Work required
Drop the pictures, then extract the listing word for word.

Materials provided
• • • • •

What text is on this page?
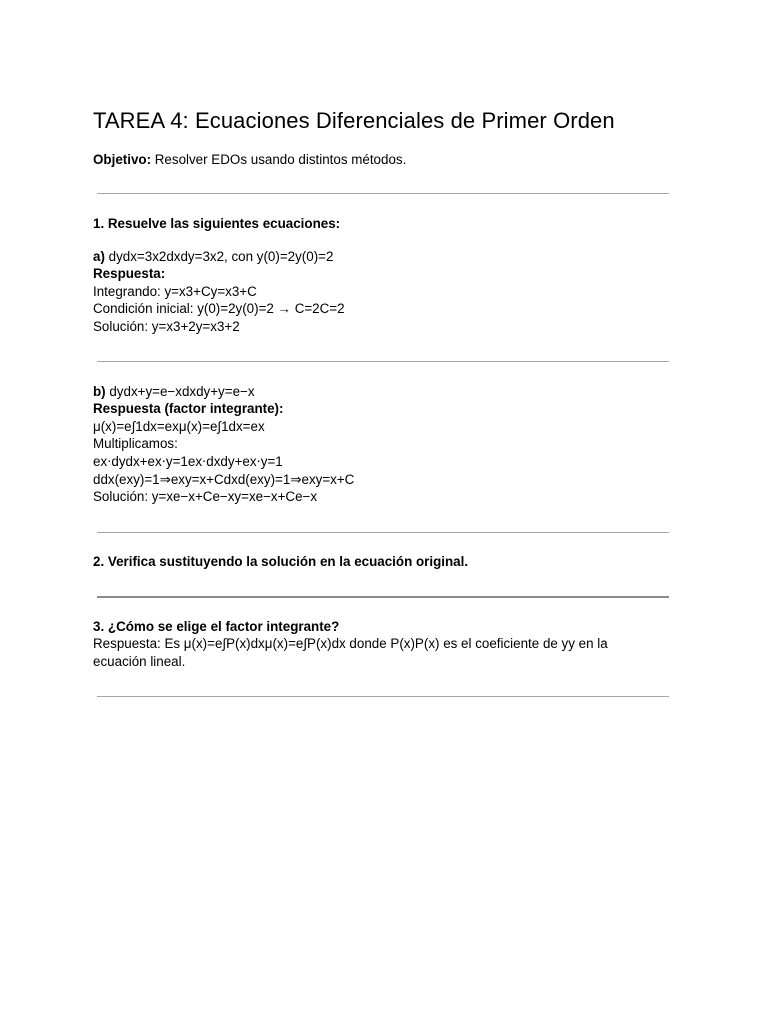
TAREA 4: Ecuaciones Diferenciales de Primer Orden

Objetivo: Resolver EDOs usando distintos métodos.

1. Resuelve las siguientes ecuaciones:

a) dydx=3x2dxdy=3x2, con y(0)=2y(0)=2

Respuesta:

Integrando: y=x3+Cy=x3+C

Condición inicial: y(0)=2y(0)=2 → C=2C=2

Solución: y=x3+2y=x3+2

b) dydx+y=e−xdxdy+y=e−x

Respuesta (factor integrante):

μ(x)=e∫1dx=exμ(x)=e∫1dx=ex

Multiplicamos:

ex⋅dydx+ex⋅y=1ex⋅dxdy+ex⋅y=1

ddx(exy)=1⇒exy=x+Cdxd(exy)=1⇒exy=x+C

Solución: y=xe−x+Ce−xy=xe−x+Ce−x

2. Verifica sustituyendo la solución en la ecuación original.

3. ¿Cómo se elige el factor integrante?

Respuesta: Es μ(x)=e∫P(x)dxμ(x)=e∫P(x)dx donde P(x)P(x) es el coeficiente de yy en la

ecuación lineal.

• • • • •

Answer to the task
What text is on this page?
TAREA 4: Ecuaciones Diferenciales de Primer Orden

Objetivo: Resolver EDOs usando distintos métodos.

1. Resuelve las siguientes ecuaciones:

a) dydx=3x2dxdy=3x2, con y(0)=2y(0)=2

Respuesta:

Integrando: y=x3+Cy=x3+C

Condición inicial: y(0)=2y(0)=2 → C=2C=2

Solución: y=x3+2y=x3+2

b) dydx+y=e−xdxdy+y=e−x

Respuesta (factor integrante):

μ(x)=e∫1dx=exμ(x)=e∫1dx=ex

Multiplicamos:

ex⋅dydx+ex⋅y=1ex⋅dxdy+ex⋅y=1

ddx(exy)=1⇒exy=x+Cdxd(exy)=1⇒exy=x+C

Solución: y=xe−x+Ce−xy=xe−x+Ce−x

2. Verifica sustituyendo la solución en la ecuación original.

3. ¿Cómo se elige el factor integrante?

Respuesta: Es μ(x)=e∫P(x)dxμ(x)=e∫P(x)dx donde P(x)P(x) es el coeficiente de yy en la

ecuación lineal.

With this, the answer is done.